Task objective: Tally the lines holding the word "Northern" and state the count by itself.

Dataset entries:
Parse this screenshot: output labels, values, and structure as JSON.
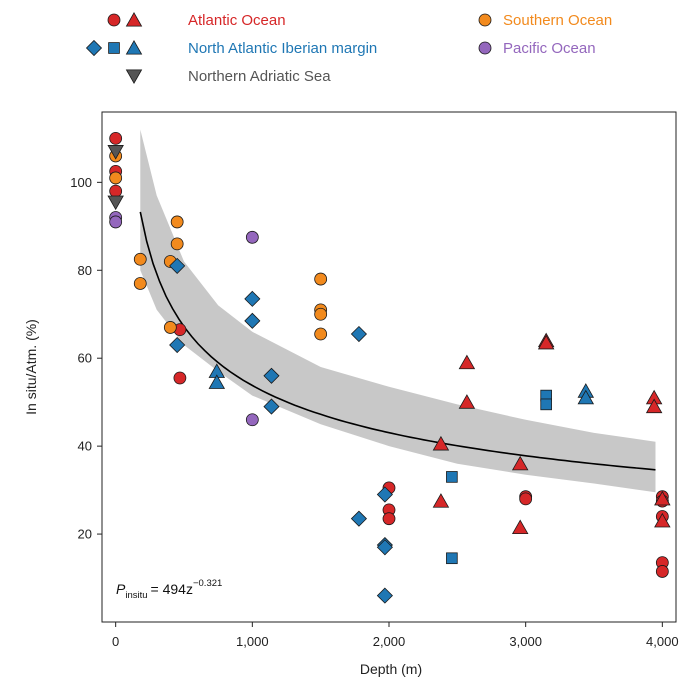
{
  "chart_data": {
    "type": "scatter",
    "xlabel": "Depth (m)",
    "ylabel": "In situ/Atm. (%)",
    "xlim": [
      -100,
      4100
    ],
    "ylim": [
      0,
      116
    ],
    "x_ticks": [
      0,
      1000,
      2000,
      3000,
      4000
    ],
    "x_tick_labels": [
      "0",
      "1,000",
      "2,000",
      "3,000",
      "4,000"
    ],
    "y_ticks": [
      20,
      40,
      60,
      80,
      100
    ],
    "y_tick_labels": [
      "20",
      "40",
      "60",
      "80",
      "100"
    ],
    "grid": false,
    "legend_position": "top",
    "legend": [
      {
        "label": "Atlantic Ocean",
        "color": "#d62728",
        "markers": [
          "circle",
          "triangle"
        ]
      },
      {
        "label": "Southern Ocean",
        "color": "#f28a1d",
        "markers": [
          "circle"
        ]
      },
      {
        "label": "North Atlantic Iberian margin",
        "color": "#1f77b4",
        "markers": [
          "diamond",
          "square",
          "triangle"
        ]
      },
      {
        "label": "Pacific Ocean",
        "color": "#9467bd",
        "markers": [
          "circle"
        ]
      },
      {
        "label": "Northern Adriatic Sea",
        "color": "#555555",
        "markers": [
          "triangle-down"
        ]
      }
    ],
    "fit": {
      "equation": {
        "lhs_base": "P",
        "lhs_sub": "insitu",
        "rhs": "= 494z",
        "rhs_exp": "−0.321"
      },
      "coefficient": 494,
      "exponent": -0.321,
      "x_range": [
        180,
        3950
      ],
      "band_upper": [
        [
          180,
          112
        ],
        [
          300,
          97
        ],
        [
          500,
          82
        ],
        [
          750,
          72
        ],
        [
          1000,
          66
        ],
        [
          1500,
          58
        ],
        [
          2000,
          53.5
        ],
        [
          2500,
          49.5
        ],
        [
          3000,
          46
        ],
        [
          3500,
          43
        ],
        [
          3950,
          41
        ]
      ],
      "band_lower": [
        [
          180,
          80
        ],
        [
          300,
          71
        ],
        [
          500,
          63
        ],
        [
          750,
          57
        ],
        [
          1000,
          51.5
        ],
        [
          1500,
          45
        ],
        [
          2000,
          40
        ],
        [
          2500,
          36
        ],
        [
          3000,
          33.5
        ],
        [
          3500,
          31.5
        ],
        [
          3950,
          29.5
        ]
      ],
      "line_color": "#000000",
      "band_color": "#c8c8c8"
    },
    "series": [
      {
        "name": "Atlantic Ocean",
        "marker": "circle",
        "color": "#d62728",
        "points": [
          [
            0,
            110
          ],
          [
            0,
            102.5
          ],
          [
            0,
            98
          ],
          [
            470,
            66.5
          ],
          [
            470,
            55.5
          ],
          [
            2000,
            30.5
          ],
          [
            2000,
            25.5
          ],
          [
            2000,
            23.5
          ],
          [
            3000,
            28.5
          ],
          [
            3000,
            28
          ],
          [
            4000,
            28.5
          ],
          [
            4000,
            27.5
          ],
          [
            4000,
            24
          ],
          [
            4000,
            13.5
          ],
          [
            4000,
            11.5
          ]
        ]
      },
      {
        "name": "Atlantic Ocean",
        "marker": "triangle",
        "color": "#d62728",
        "points": [
          [
            2380,
            40.5
          ],
          [
            2380,
            27.5
          ],
          [
            2570,
            59
          ],
          [
            2570,
            50
          ],
          [
            2960,
            36
          ],
          [
            2960,
            21.5
          ],
          [
            3150,
            64
          ],
          [
            3150,
            63.5
          ],
          [
            3940,
            51
          ],
          [
            3940,
            49
          ],
          [
            4000,
            28
          ],
          [
            4000,
            23
          ]
        ]
      },
      {
        "name": "Southern Ocean",
        "marker": "circle",
        "color": "#f28a1d",
        "points": [
          [
            0,
            106
          ],
          [
            0,
            101
          ],
          [
            180,
            82.5
          ],
          [
            180,
            77
          ],
          [
            400,
            82
          ],
          [
            400,
            67
          ],
          [
            450,
            91
          ],
          [
            450,
            86
          ],
          [
            1500,
            78
          ],
          [
            1500,
            71
          ],
          [
            1500,
            70
          ],
          [
            1500,
            65.5
          ]
        ]
      },
      {
        "name": "North Atlantic Iberian margin",
        "marker": "diamond",
        "color": "#1f77b4",
        "points": [
          [
            450,
            81
          ],
          [
            450,
            63
          ],
          [
            1000,
            73.5
          ],
          [
            1000,
            68.5
          ],
          [
            1140,
            56
          ],
          [
            1140,
            49
          ],
          [
            1780,
            65.5
          ],
          [
            1780,
            23.5
          ],
          [
            1970,
            29
          ],
          [
            1970,
            17.5
          ],
          [
            1970,
            17
          ],
          [
            1970,
            6
          ]
        ]
      },
      {
        "name": "North Atlantic Iberian margin",
        "marker": "square",
        "color": "#1f77b4",
        "points": [
          [
            2460,
            33
          ],
          [
            2460,
            14.5
          ],
          [
            3150,
            51.5
          ],
          [
            3150,
            49.5
          ]
        ]
      },
      {
        "name": "North Atlantic Iberian margin",
        "marker": "triangle",
        "color": "#1f77b4",
        "points": [
          [
            740,
            57
          ],
          [
            740,
            54.5
          ],
          [
            3440,
            52.5
          ],
          [
            3440,
            51
          ]
        ]
      },
      {
        "name": "Pacific Ocean",
        "marker": "circle",
        "color": "#9467bd",
        "points": [
          [
            0,
            92
          ],
          [
            0,
            91
          ],
          [
            1000,
            87.5
          ],
          [
            1000,
            46
          ]
        ]
      },
      {
        "name": "Northern Adriatic Sea",
        "marker": "triangle-down",
        "color": "#555555",
        "points": [
          [
            0,
            107
          ],
          [
            0,
            95.5
          ]
        ]
      }
    ]
  }
}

Exercise result: 2